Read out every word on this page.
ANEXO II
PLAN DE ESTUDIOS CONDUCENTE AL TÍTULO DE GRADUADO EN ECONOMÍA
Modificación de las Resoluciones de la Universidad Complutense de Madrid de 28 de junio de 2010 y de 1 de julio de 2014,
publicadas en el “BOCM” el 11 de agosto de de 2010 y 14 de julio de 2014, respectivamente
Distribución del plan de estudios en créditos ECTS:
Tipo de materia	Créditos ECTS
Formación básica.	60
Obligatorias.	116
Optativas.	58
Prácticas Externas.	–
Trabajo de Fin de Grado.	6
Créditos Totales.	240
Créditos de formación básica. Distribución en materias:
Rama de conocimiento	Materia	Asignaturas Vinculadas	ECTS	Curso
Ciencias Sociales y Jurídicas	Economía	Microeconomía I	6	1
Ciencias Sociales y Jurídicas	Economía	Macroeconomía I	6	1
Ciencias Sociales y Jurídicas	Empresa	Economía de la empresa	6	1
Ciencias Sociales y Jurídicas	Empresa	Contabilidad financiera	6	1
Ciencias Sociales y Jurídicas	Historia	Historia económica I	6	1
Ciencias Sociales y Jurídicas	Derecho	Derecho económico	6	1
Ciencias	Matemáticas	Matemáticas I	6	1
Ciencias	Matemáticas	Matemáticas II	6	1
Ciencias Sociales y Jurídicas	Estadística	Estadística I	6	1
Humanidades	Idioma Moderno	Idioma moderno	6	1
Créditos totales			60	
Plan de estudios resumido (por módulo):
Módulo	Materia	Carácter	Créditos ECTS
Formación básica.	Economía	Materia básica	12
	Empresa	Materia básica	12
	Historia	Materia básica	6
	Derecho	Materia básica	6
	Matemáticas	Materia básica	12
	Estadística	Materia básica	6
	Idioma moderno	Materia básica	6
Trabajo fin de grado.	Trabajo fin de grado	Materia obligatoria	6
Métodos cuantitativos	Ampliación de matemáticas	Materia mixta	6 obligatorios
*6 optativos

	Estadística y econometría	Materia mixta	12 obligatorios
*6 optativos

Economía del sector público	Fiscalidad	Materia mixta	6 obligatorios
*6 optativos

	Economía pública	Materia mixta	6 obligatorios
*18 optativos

# Problem requirements:
Go through the listing above and restate it word for word.

# Full output:
Read out every word on this page.
ANEXO II
PLAN DE ESTUDIOS CONDUCENTE AL TÍTULO DE GRADUADO EN ECONOMÍA
Modificación de las Resoluciones de la Universidad Complutense de Madrid de 28 de junio de 2010 y de 1 de julio de 2014,
publicadas en el “BOCM” el 11 de agosto de de 2010 y 14 de julio de 2014, respectivamente
Distribución del plan de estudios en créditos ECTS:
Tipo de materia	Créditos ECTS
Formación básica.	60
Obligatorias.	116
Optativas.	58
Prácticas Externas.	–
Trabajo de Fin de Grado.	6
Créditos Totales.	240
Créditos de formación básica. Distribución en materias:
Rama de conocimiento	Materia	Asignaturas Vinculadas	ECTS	Curso
Ciencias Sociales y Jurídicas	Economía	Microeconomía I	6	1
Ciencias Sociales y Jurídicas	Economía	Macroeconomía I	6	1
Ciencias Sociales y Jurídicas	Empresa	Economía de la empresa	6	1
Ciencias Sociales y Jurídicas	Empresa	Contabilidad financiera	6	1
Ciencias Sociales y Jurídicas	Historia	Historia económica I	6	1
Ciencias Sociales y Jurídicas	Derecho	Derecho económico	6	1
Ciencias	Matemáticas	Matemáticas I	6	1
Ciencias	Matemáticas	Matemáticas II	6	1
Ciencias Sociales y Jurídicas	Estadística	Estadística I	6	1
Humanidades	Idioma Moderno	Idioma moderno	6	1
Créditos totales			60	
Plan de estudios resumido (por módulo):
Módulo	Materia	Carácter	Créditos ECTS
Formación básica.	Economía	Materia básica	12
	Empresa	Materia básica	12
	Historia	Materia básica	6
	Derecho	Materia básica	6
	Matemáticas	Materia básica	12
	Estadística	Materia básica	6
	Idioma moderno	Materia básica	6
Trabajo fin de grado.	Trabajo fin de grado	Materia obligatoria	6
Métodos cuantitativos	Ampliación de matemáticas	Materia mixta	6 obligatorios
*6 optativos

	Estadística y econometría	Materia mixta	12 obligatorios
*6 optativos

Economía del sector público	Fiscalidad	Materia mixta	6 obligatorios
*6 optativos

	Economía pública	Materia mixta	6 obligatorios
*18 optativos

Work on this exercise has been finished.